**Given records**:
------------------------------------------------------------------------
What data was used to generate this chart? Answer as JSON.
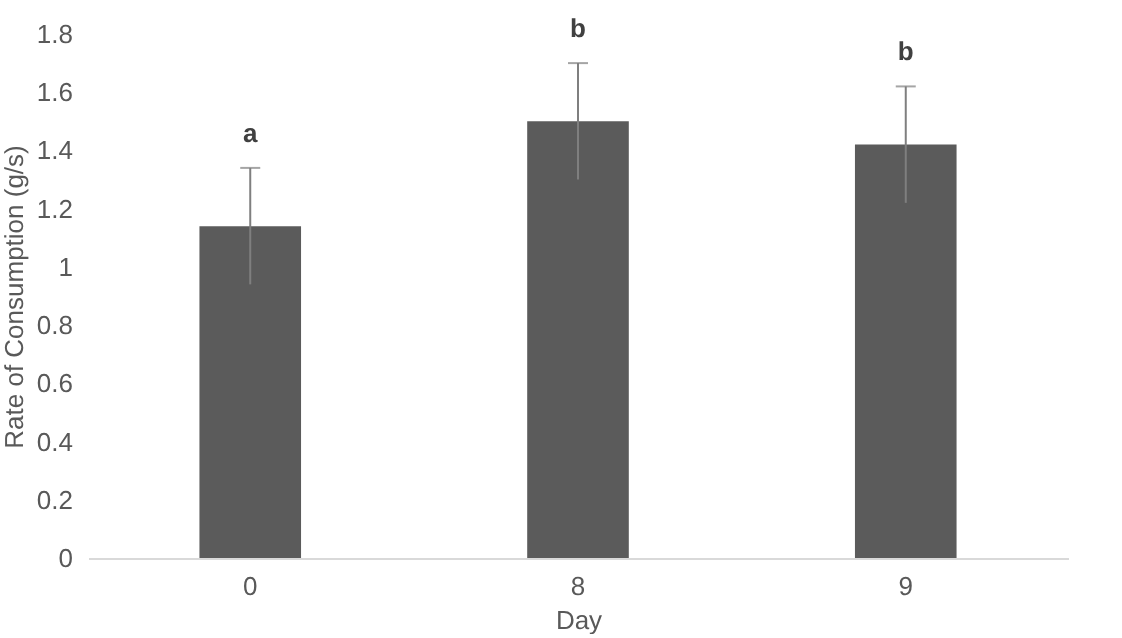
{
  "chart_data": {
    "type": "bar",
    "xlabel": "Day",
    "ylabel": "Rate of Consumption (g/s)",
    "categories": [
      "0",
      "8",
      "9"
    ],
    "values": [
      1.14,
      1.5,
      1.42
    ],
    "errors": [
      0.2,
      0.2,
      0.2
    ],
    "color": "#5b5b5b",
    "ylim": [
      0,
      1.8
    ],
    "yticks": [
      0,
      0.2,
      0.4,
      0.6,
      0.8,
      1,
      1.2,
      1.4,
      1.6,
      1.8
    ],
    "grid": false,
    "annotations": [
      "a",
      "b",
      "b"
    ]
  }
}
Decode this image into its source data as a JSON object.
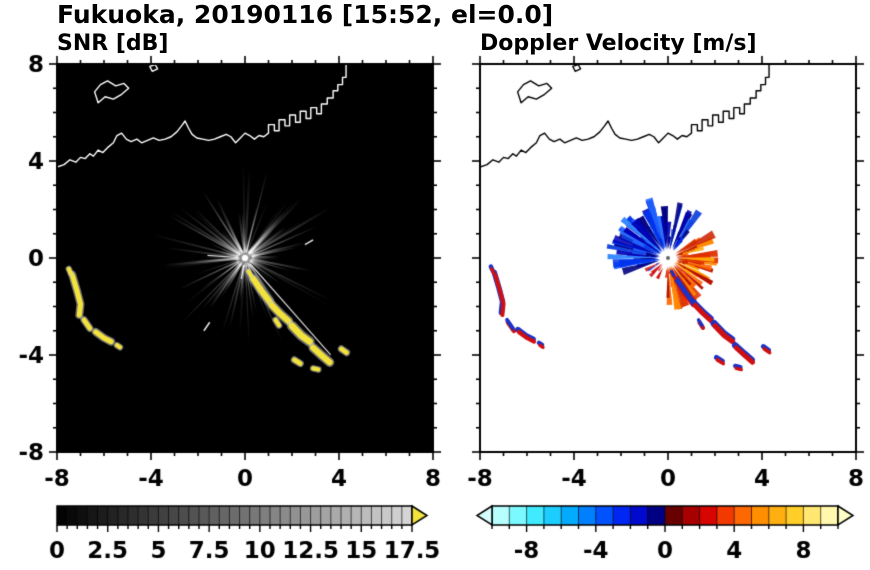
{
  "title": "Fukuoka, 20190116 [15:52, el=0.0]",
  "panels": {
    "snr_label": "SNR [dB]",
    "doppler_label": "Doppler Velocity [m/s]"
  },
  "chart_data": [
    {
      "type": "heatmap",
      "name": "snr-ppi",
      "title": "SNR [dB]",
      "xlim": [
        -8,
        8
      ],
      "ylim": [
        -8,
        8
      ],
      "xticks": [
        -8,
        -4,
        0,
        4,
        8
      ],
      "yticks": [
        -8,
        -4,
        0,
        4,
        8
      ],
      "minor_tick_step": 1,
      "background": "#000000",
      "coast_color": "#ffffff",
      "colorbar": {
        "range": [
          0,
          17.5
        ],
        "tick_values": [
          0,
          2.5,
          5,
          7.5,
          10,
          12.5,
          15,
          17.5
        ],
        "tick_labels": [
          "0",
          "2.5",
          "5",
          "7.5",
          "10",
          "12.5",
          "15",
          "17.5"
        ],
        "minor_step": 0.5,
        "segments": 35,
        "stops": [
          [
            0,
            "#000000"
          ],
          [
            1,
            "#d8d8d8"
          ]
        ],
        "over_arrow_color": "#f2e23c"
      },
      "features": {
        "streaks": {
          "seed": 11,
          "count": 135,
          "color": "#ffffff"
        },
        "bright_rays": [
          [
            -48.5,
            0.35,
            5.5
          ],
          [
            176,
            0.3,
            1.6
          ],
          [
            -100,
            0.3,
            0.9
          ]
        ],
        "dashes": [
          [
            -1.75,
            -3.0,
            -1.5,
            -2.65
          ],
          [
            2.55,
            0.55,
            2.9,
            0.75
          ]
        ],
        "echo_color": "#f2e23c",
        "echo_halo": "#c8c8c8",
        "echoes": [
          {
            "w": 0.22,
            "pts": [
              [
                -7.35,
                -0.7
              ],
              [
                -7.15,
                -1.35
              ],
              [
                -7.0,
                -1.9
              ],
              [
                -7.05,
                -2.35
              ]
            ]
          },
          {
            "w": 0.2,
            "pts": [
              [
                -6.85,
                -2.55
              ],
              [
                -6.6,
                -2.9
              ]
            ]
          },
          {
            "w": 0.22,
            "pts": [
              [
                -6.35,
                -3.05
              ],
              [
                -6.0,
                -3.3
              ],
              [
                -5.7,
                -3.45
              ]
            ]
          },
          {
            "w": 0.18,
            "pts": [
              [
                -7.5,
                -0.45
              ],
              [
                -7.42,
                -0.62
              ]
            ]
          },
          {
            "w": 0.18,
            "pts": [
              [
                -5.45,
                -3.6
              ],
              [
                -5.32,
                -3.68
              ]
            ]
          },
          {
            "w": 0.26,
            "pts": [
              [
                0.35,
                -0.85
              ],
              [
                0.7,
                -1.35
              ],
              [
                1.05,
                -1.8
              ]
            ]
          },
          {
            "w": 0.26,
            "pts": [
              [
                1.15,
                -1.95
              ],
              [
                1.5,
                -2.3
              ],
              [
                1.85,
                -2.6
              ]
            ]
          },
          {
            "w": 0.28,
            "pts": [
              [
                2.0,
                -2.8
              ],
              [
                2.4,
                -3.2
              ],
              [
                2.75,
                -3.45
              ]
            ]
          },
          {
            "w": 0.26,
            "pts": [
              [
                2.9,
                -3.7
              ],
              [
                3.3,
                -4.05
              ],
              [
                3.6,
                -4.3
              ]
            ]
          },
          {
            "w": 0.18,
            "pts": [
              [
                1.3,
                -2.55
              ],
              [
                1.45,
                -2.78
              ]
            ]
          },
          {
            "w": 0.2,
            "pts": [
              [
                2.1,
                -4.2
              ],
              [
                2.35,
                -4.35
              ]
            ]
          },
          {
            "w": 0.18,
            "pts": [
              [
                2.9,
                -4.55
              ],
              [
                3.12,
                -4.6
              ]
            ]
          },
          {
            "w": 0.2,
            "pts": [
              [
                4.1,
                -3.75
              ],
              [
                4.32,
                -3.9
              ]
            ]
          },
          {
            "w": 0.16,
            "pts": [
              [
                0.15,
                -0.55
              ],
              [
                0.25,
                -0.72
              ]
            ]
          }
        ]
      }
    },
    {
      "type": "heatmap",
      "name": "doppler-ppi",
      "title": "Doppler Velocity [m/s]",
      "xlim": [
        -8,
        8
      ],
      "ylim": [
        -8,
        8
      ],
      "xticks": [
        -8,
        -4,
        0,
        4,
        8
      ],
      "yticks": [
        -8,
        -4,
        0,
        4,
        8
      ],
      "minor_tick_step": 1,
      "background": "#ffffff",
      "coast_color": "#000000",
      "colorbar": {
        "range": [
          -10,
          10
        ],
        "tick_values": [
          -8,
          -4,
          0,
          4,
          8
        ],
        "tick_labels": [
          "-8",
          "-4",
          "0",
          "4",
          "8"
        ],
        "minor_step": 1,
        "segments": 20,
        "stops": [
          [
            0.0,
            "#d6ffff"
          ],
          [
            0.06,
            "#8cffff"
          ],
          [
            0.14,
            "#2ee6ff"
          ],
          [
            0.23,
            "#00a8ff"
          ],
          [
            0.32,
            "#0055ff"
          ],
          [
            0.4,
            "#0011ee"
          ],
          [
            0.46,
            "#0000a0"
          ],
          [
            0.495,
            "#000060"
          ],
          [
            0.505,
            "#4a0000"
          ],
          [
            0.55,
            "#900000"
          ],
          [
            0.62,
            "#d40000"
          ],
          [
            0.7,
            "#ff5500"
          ],
          [
            0.79,
            "#ff9900"
          ],
          [
            0.87,
            "#ffcc22"
          ],
          [
            0.94,
            "#ffee88"
          ],
          [
            1.0,
            "#ffffc8"
          ]
        ],
        "under_arrow": true,
        "over_arrow": true
      },
      "features": {
        "inner_radius": 0.32,
        "center_dot": "#666666",
        "sectors": [
          {
            "seed": 21,
            "n": 90,
            "a0": 50,
            "a1": 200,
            "rmin": 0.55,
            "rmax": 2.7,
            "colors": [
              "#0033ee",
              "#0000b4",
              "#2266ff",
              "#000080",
              "#1144dd",
              "#3388ff"
            ]
          },
          {
            "seed": 22,
            "n": 80,
            "a0": -95,
            "a1": 32,
            "rmin": 0.5,
            "rmax": 2.3,
            "colors": [
              "#ff6600",
              "#e03000",
              "#ff8800",
              "#b41000",
              "#ffaa00",
              "#cc2200"
            ]
          },
          {
            "seed": 23,
            "n": 7,
            "a0": 205,
            "a1": 245,
            "rmin": 0.5,
            "rmax": 1.1,
            "colors": [
              "#0033ee",
              "#d01010"
            ]
          }
        ],
        "echo_main": "#d01010",
        "echo_edge": "#1a33c8"
      }
    }
  ],
  "coastline": {
    "polylines": [
      [
        [
          -8.0,
          3.75
        ],
        [
          -7.7,
          3.85
        ],
        [
          -7.45,
          4.05
        ],
        [
          -7.2,
          3.95
        ],
        [
          -7.0,
          4.15
        ],
        [
          -6.8,
          4.1
        ],
        [
          -6.6,
          4.3
        ],
        [
          -6.45,
          4.2
        ],
        [
          -6.25,
          4.45
        ],
        [
          -6.05,
          4.35
        ],
        [
          -5.85,
          4.55
        ],
        [
          -5.6,
          4.75
        ],
        [
          -5.45,
          5.05
        ],
        [
          -5.25,
          5.15
        ],
        [
          -5.05,
          4.9
        ],
        [
          -4.85,
          4.8
        ],
        [
          -4.6,
          4.9
        ],
        [
          -4.4,
          4.75
        ],
        [
          -4.15,
          4.85
        ],
        [
          -3.9,
          4.95
        ],
        [
          -3.65,
          4.85
        ],
        [
          -3.4,
          4.9
        ],
        [
          -3.15,
          5.0
        ],
        [
          -2.9,
          5.2
        ],
        [
          -2.7,
          5.45
        ],
        [
          -2.55,
          5.65
        ],
        [
          -2.4,
          5.35
        ],
        [
          -2.25,
          5.1
        ],
        [
          -2.05,
          4.95
        ],
        [
          -1.8,
          4.9
        ],
        [
          -1.55,
          4.85
        ],
        [
          -1.3,
          4.9
        ],
        [
          -1.05,
          5.0
        ],
        [
          -0.8,
          5.1
        ],
        [
          -0.6,
          5.0
        ],
        [
          -0.4,
          4.75
        ],
        [
          -0.2,
          4.95
        ],
        [
          0.0,
          5.15
        ],
        [
          0.2,
          5.05
        ],
        [
          0.4,
          4.9
        ],
        [
          0.6,
          5.05
        ],
        [
          0.8,
          5.0
        ],
        [
          1.0,
          5.15
        ],
        [
          1.0,
          5.5
        ],
        [
          1.25,
          5.5
        ],
        [
          1.25,
          5.25
        ],
        [
          1.45,
          5.25
        ],
        [
          1.45,
          5.7
        ],
        [
          1.7,
          5.7
        ],
        [
          1.7,
          5.45
        ],
        [
          1.9,
          5.45
        ],
        [
          1.9,
          5.9
        ],
        [
          2.15,
          5.9
        ],
        [
          2.15,
          5.6
        ],
        [
          2.35,
          5.6
        ],
        [
          2.35,
          6.05
        ],
        [
          2.6,
          6.05
        ],
        [
          2.6,
          5.75
        ],
        [
          2.8,
          5.75
        ],
        [
          2.8,
          6.2
        ],
        [
          3.05,
          6.2
        ],
        [
          3.05,
          5.95
        ],
        [
          3.25,
          5.95
        ],
        [
          3.25,
          6.35
        ],
        [
          3.5,
          6.35
        ],
        [
          3.5,
          6.6
        ],
        [
          3.75,
          6.6
        ],
        [
          3.75,
          6.9
        ],
        [
          3.95,
          6.9
        ],
        [
          3.95,
          7.15
        ],
        [
          4.15,
          7.15
        ],
        [
          4.15,
          7.45
        ],
        [
          4.3,
          7.45
        ],
        [
          4.3,
          8.0
        ]
      ]
    ],
    "polygons": [
      [
        [
          -6.25,
          6.4
        ],
        [
          -5.95,
          6.65
        ],
        [
          -5.6,
          6.55
        ],
        [
          -5.25,
          6.75
        ],
        [
          -4.95,
          7.0
        ],
        [
          -5.15,
          7.2
        ],
        [
          -5.5,
          7.1
        ],
        [
          -5.85,
          7.3
        ],
        [
          -6.15,
          7.15
        ],
        [
          -6.4,
          6.85
        ]
      ],
      [
        [
          -3.95,
          7.7
        ],
        [
          -3.72,
          7.8
        ],
        [
          -3.82,
          7.98
        ],
        [
          -4.05,
          7.9
        ]
      ]
    ]
  }
}
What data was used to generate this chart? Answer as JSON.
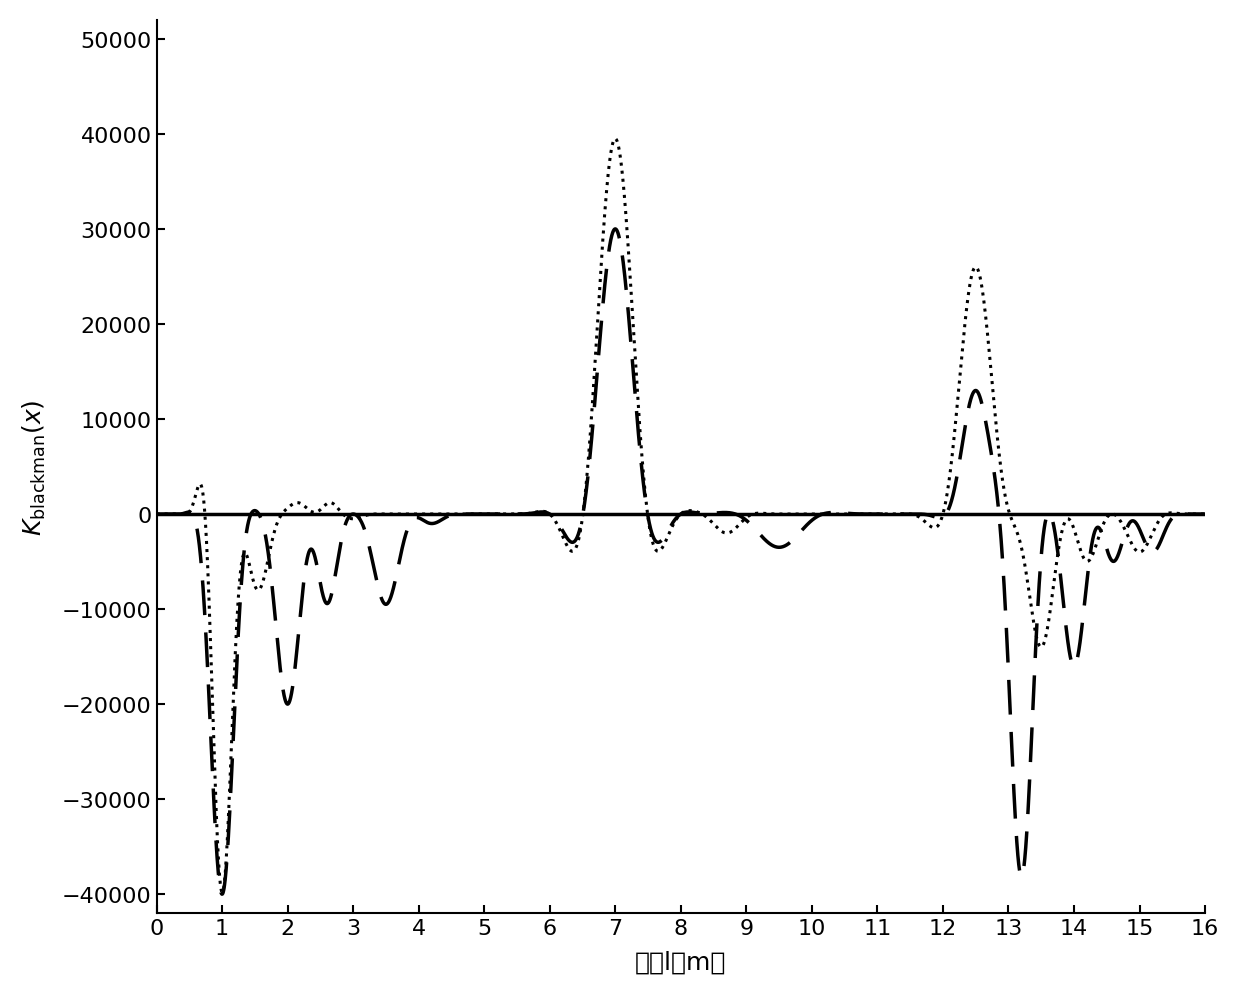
{
  "title": "",
  "xlabel": "距离l（m）",
  "ylabel": "$K_{\\mathrm{blackman}}(x)$",
  "xlim": [
    0,
    16
  ],
  "ylim": [
    -42000,
    52000
  ],
  "xticks": [
    0,
    1,
    2,
    3,
    4,
    5,
    6,
    7,
    8,
    9,
    10,
    11,
    12,
    13,
    14,
    15,
    16
  ],
  "yticks": [
    -40000,
    -30000,
    -20000,
    -10000,
    0,
    10000,
    20000,
    30000,
    40000,
    50000
  ],
  "background_color": "#ffffff",
  "line_color": "#000000",
  "dotted_linewidth": 2.2,
  "dashed_linewidth": 2.5
}
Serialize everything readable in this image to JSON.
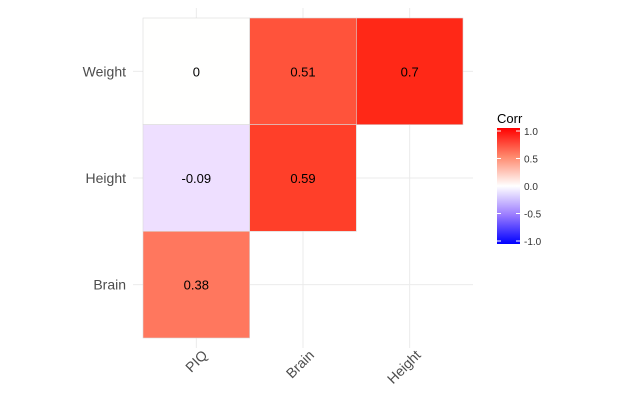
{
  "chart_data": {
    "type": "heatmap",
    "x_categories": [
      "PIQ",
      "Brain",
      "Height"
    ],
    "y_categories": [
      "Brain",
      "Height",
      "Weight"
    ],
    "cells": [
      {
        "x": "PIQ",
        "y": "Weight",
        "value": 0,
        "label": "0"
      },
      {
        "x": "Brain",
        "y": "Weight",
        "value": 0.51,
        "label": "0.51"
      },
      {
        "x": "Height",
        "y": "Weight",
        "value": 0.7,
        "label": "0.7"
      },
      {
        "x": "PIQ",
        "y": "Height",
        "value": -0.09,
        "label": "-0.09"
      },
      {
        "x": "Brain",
        "y": "Height",
        "value": 0.59,
        "label": "0.59"
      },
      {
        "x": "PIQ",
        "y": "Brain",
        "value": 0.38,
        "label": "0.38"
      }
    ],
    "legend": {
      "title": "Corr",
      "ticks": [
        {
          "value": 1.0,
          "label": "1.0"
        },
        {
          "value": 0.5,
          "label": "0.5"
        },
        {
          "value": 0.0,
          "label": "0.0"
        },
        {
          "value": -0.5,
          "label": "-0.5"
        },
        {
          "value": -1.0,
          "label": "-1.0"
        }
      ],
      "range": [
        -1,
        1
      ],
      "placement": "right"
    },
    "colors": {
      "low": "#0000ff",
      "mid": "#ffffff",
      "high": "#ff0000",
      "grid": "#ebebeb",
      "na_fill": "#fffffe"
    },
    "grid": true
  }
}
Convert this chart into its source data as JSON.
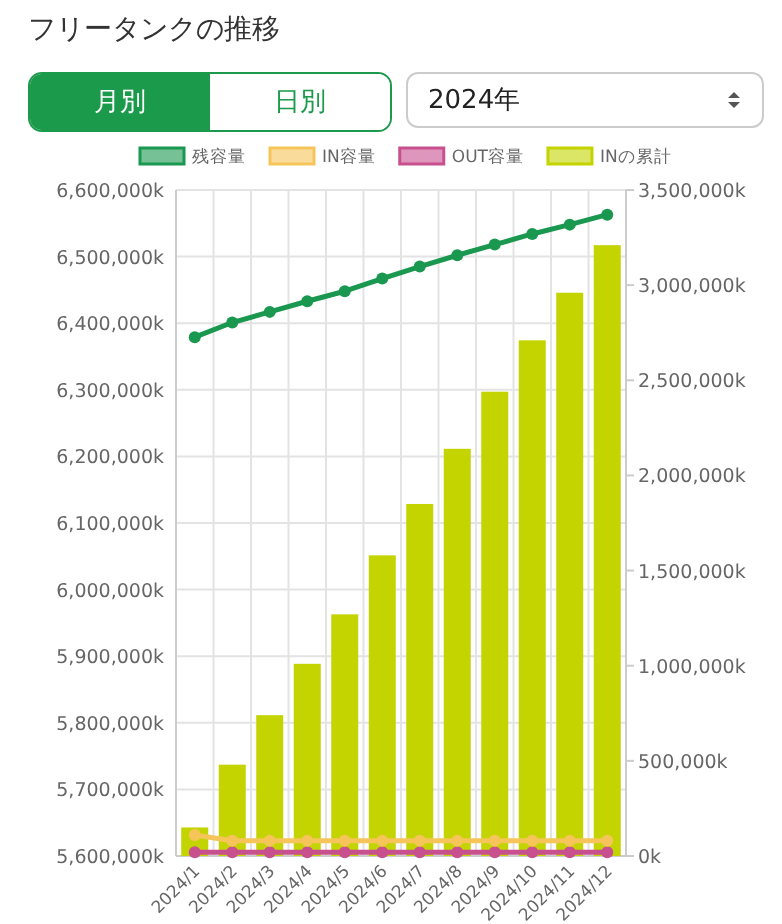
{
  "chart_data": {
    "type": "bar",
    "title": "フリータンクの推移",
    "annotations": [
      "月別",
      "日別",
      "2024年"
    ],
    "categories": [
      "2024/1",
      "2024/2",
      "2024/3",
      "2024/4",
      "2024/5",
      "2024/6",
      "2024/7",
      "2024/8",
      "2024/9",
      "2024/10",
      "2024/11",
      "2024/12"
    ],
    "series": [
      {
        "name": "残容量",
        "type": "line",
        "color": "#1a9850",
        "values": [
          6379000,
          6401000,
          6417000,
          6433000,
          6448000,
          6467000,
          6485000,
          6502000,
          6518000,
          6534000,
          6548000,
          6563000
        ]
      },
      {
        "name": "IN容量",
        "type": "line",
        "axis": "y2",
        "color": "#f5c55a",
        "values": [
          110000,
          80000,
          80000,
          80000,
          80000,
          80000,
          80000,
          80000,
          80000,
          80000,
          80000,
          80000
        ]
      },
      {
        "name": "OUT容量",
        "type": "line",
        "axis": "y2",
        "color": "#c8508f",
        "values": [
          20000,
          20000,
          20000,
          20000,
          20000,
          20000,
          20000,
          20000,
          20000,
          20000,
          20000,
          20000
        ]
      },
      {
        "name": "INの累計",
        "axis": "y2",
        "color": "#c3d400",
        "values": [
          150000,
          480000,
          740000,
          1010000,
          1270000,
          1580000,
          1850000,
          2140000,
          2440000,
          2710000,
          2960000,
          3210000
        ]
      }
    ],
    "ylim": [
      5600000,
      6600000
    ],
    "yticks": [
      {
        "value": 5600000,
        "label": "5,600,000k"
      },
      {
        "value": 5700000,
        "label": "5,700,000k"
      },
      {
        "value": 5800000,
        "label": "5,800,000k"
      },
      {
        "value": 5900000,
        "label": "5,900,000k"
      },
      {
        "value": 6000000,
        "label": "6,000,000k"
      },
      {
        "value": 6100000,
        "label": "6,100,000k"
      },
      {
        "value": 6200000,
        "label": "6,200,000k"
      },
      {
        "value": 6300000,
        "label": "6,300,000k"
      },
      {
        "value": 6400000,
        "label": "6,400,000k"
      },
      {
        "value": 6500000,
        "label": "6,500,000k"
      },
      {
        "value": 6600000,
        "label": "6,600,000k"
      }
    ],
    "y2lim": [
      0,
      3500000
    ],
    "y2ticks": [
      {
        "value": 0,
        "label": "0k"
      },
      {
        "value": 500000,
        "label": "500,000k"
      },
      {
        "value": 1000000,
        "label": "1,000,000k"
      },
      {
        "value": 1500000,
        "label": "1,500,000k"
      },
      {
        "value": 2000000,
        "label": "2,000,000k"
      },
      {
        "value": 2500000,
        "label": "2,500,000k"
      },
      {
        "value": 3000000,
        "label": "3,000,000k"
      },
      {
        "value": 3500000,
        "label": "3,500,000k"
      }
    ],
    "grid": true,
    "legend": "top",
    "marker": "circle"
  }
}
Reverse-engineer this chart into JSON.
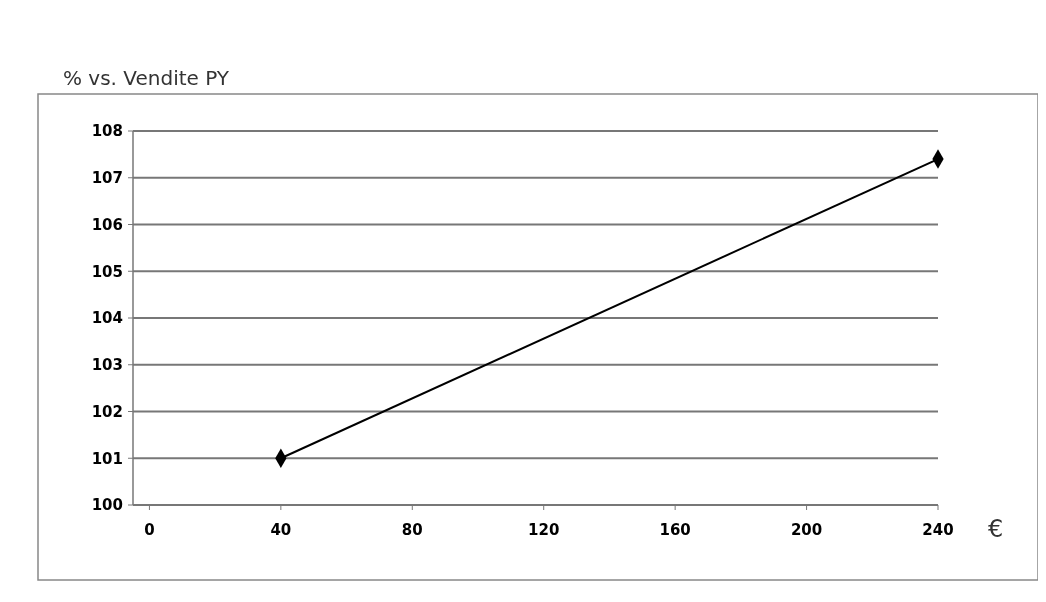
------------------------------------------------------------------------
**Problem details**: In the material above, find each line that contains the word "name", and select it.

**Exercise solution**:
      "name": "snr-ppi",
      "name": "doppler-ppi",
        "name": "残容量",
        "name": "IN容量",
        "name": "OUT容量",
        "name": "INの累計",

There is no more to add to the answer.